[Extracted data entries]
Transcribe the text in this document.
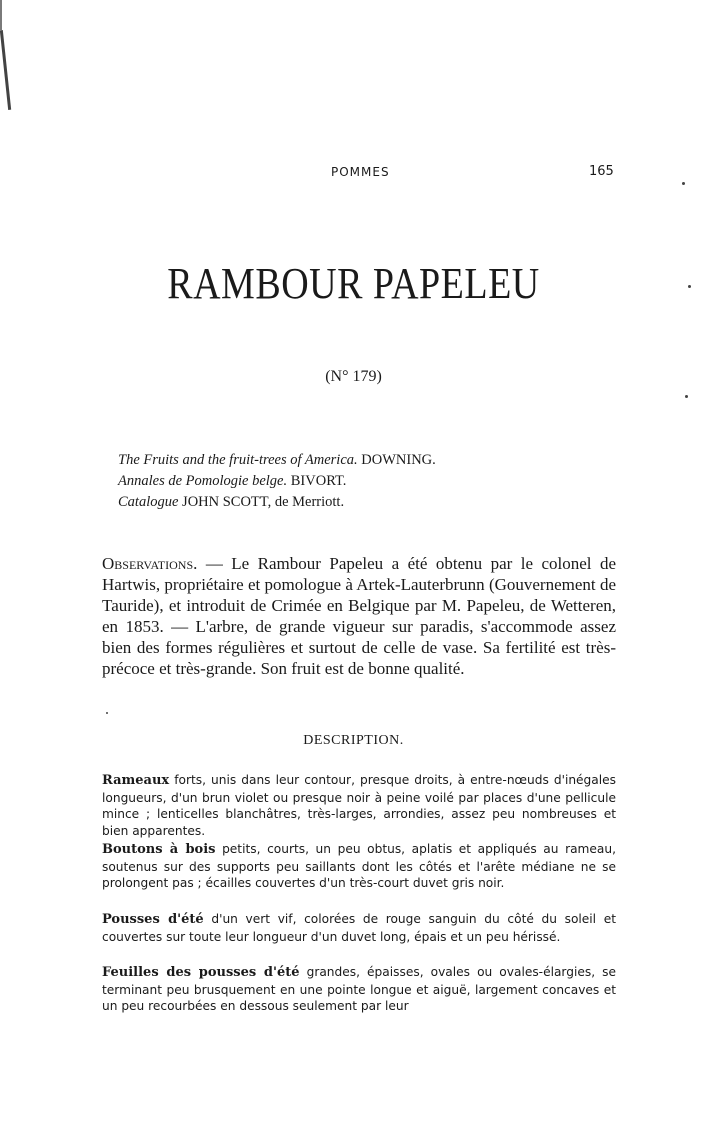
POMMES	165
RAMBOUR PAPELEU
(N° 179)
The Fruits and the fruit-trees of America. DOWNING.
Annales de Pomologie belge. BIVORT.
Catalogue JOHN SCOTT, de Merriott.
Observations. — Le Rambour Papeleu a été obtenu par le colonel de Hartwis, propriétaire et pomologue à Artek-Lauterbrunn (Gouvernement de Tauride), et introduit de Crimée en Belgique par M. Papeleu, de Wetteren, en 1853. — L'arbre, de grande vigueur sur paradis, s'accommode assez bien des formes régulières et surtout de celle de vase. Sa fertilité est très-précoce et très-grande. Son fruit est de bonne qualité.
DESCRIPTION.
Rameaux forts, unis dans leur contour, presque droits, à entre-nœuds d'inégales longueurs, d'un brun violet ou presque noir à peine voilé par places d'une pellicule mince ; lenticelles blanchâtres, très-larges, arrondies, assez peu nombreuses et bien apparentes.
Boutons à bois petits, courts, un peu obtus, aplatis et appliqués au rameau, soutenus sur des supports peu saillants dont les côtés et l'arête médiane ne se prolongent pas ; écailles couvertes d'un très-court duvet gris noir.
Pousses d'été d'un vert vif, colorées de rouge sanguin du côté du soleil et couvertes sur toute leur longueur d'un duvet long, épais et un peu hérissé.
Feuilles des pousses d'été grandes, épaisses, ovales ou ovales-élargies, se terminant peu brusquement en une pointe longue et aiguë, largement concaves et un peu recourbées en dessous seulement par leur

_OBJECTIVE_:
Copy the material above in full and exactly, skipping pictures.

_CORRECT OUTPUT_:
Transcribe the text in this document.
POMMES	165
RAMBOUR PAPELEU
(N° 179)
The Fruits and the fruit-trees of America. DOWNING.
Annales de Pomologie belge. BIVORT.
Catalogue JOHN SCOTT, de Merriott.
Observations. — Le Rambour Papeleu a été obtenu par le colonel de Hartwis, propriétaire et pomologue à Artek-Lauterbrunn (Gouvernement de Tauride), et introduit de Crimée en Belgique par M. Papeleu, de Wetteren, en 1853. — L'arbre, de grande vigueur sur paradis, s'accommode assez bien des formes régulières et surtout de celle de vase. Sa fertilité est très-précoce et très-grande. Son fruit est de bonne qualité.
DESCRIPTION.
Rameaux forts, unis dans leur contour, presque droits, à entre-nœuds d'inégales longueurs, d'un brun violet ou presque noir à peine voilé par places d'une pellicule mince ; lenticelles blanchâtres, très-larges, arrondies, assez peu nombreuses et bien apparentes.
Boutons à bois petits, courts, un peu obtus, aplatis et appliqués au rameau, soutenus sur des supports peu saillants dont les côtés et l'arête médiane ne se prolongent pas ; écailles couvertes d'un très-court duvet gris noir.
Pousses d'été d'un vert vif, colorées de rouge sanguin du côté du soleil et couvertes sur toute leur longueur d'un duvet long, épais et un peu hérissé.
Feuilles des pousses d'été grandes, épaisses, ovales ou ovales-élargies, se terminant peu brusquement en une pointe longue et aiguë, largement concaves et un peu recourbées en dessous seulement par leur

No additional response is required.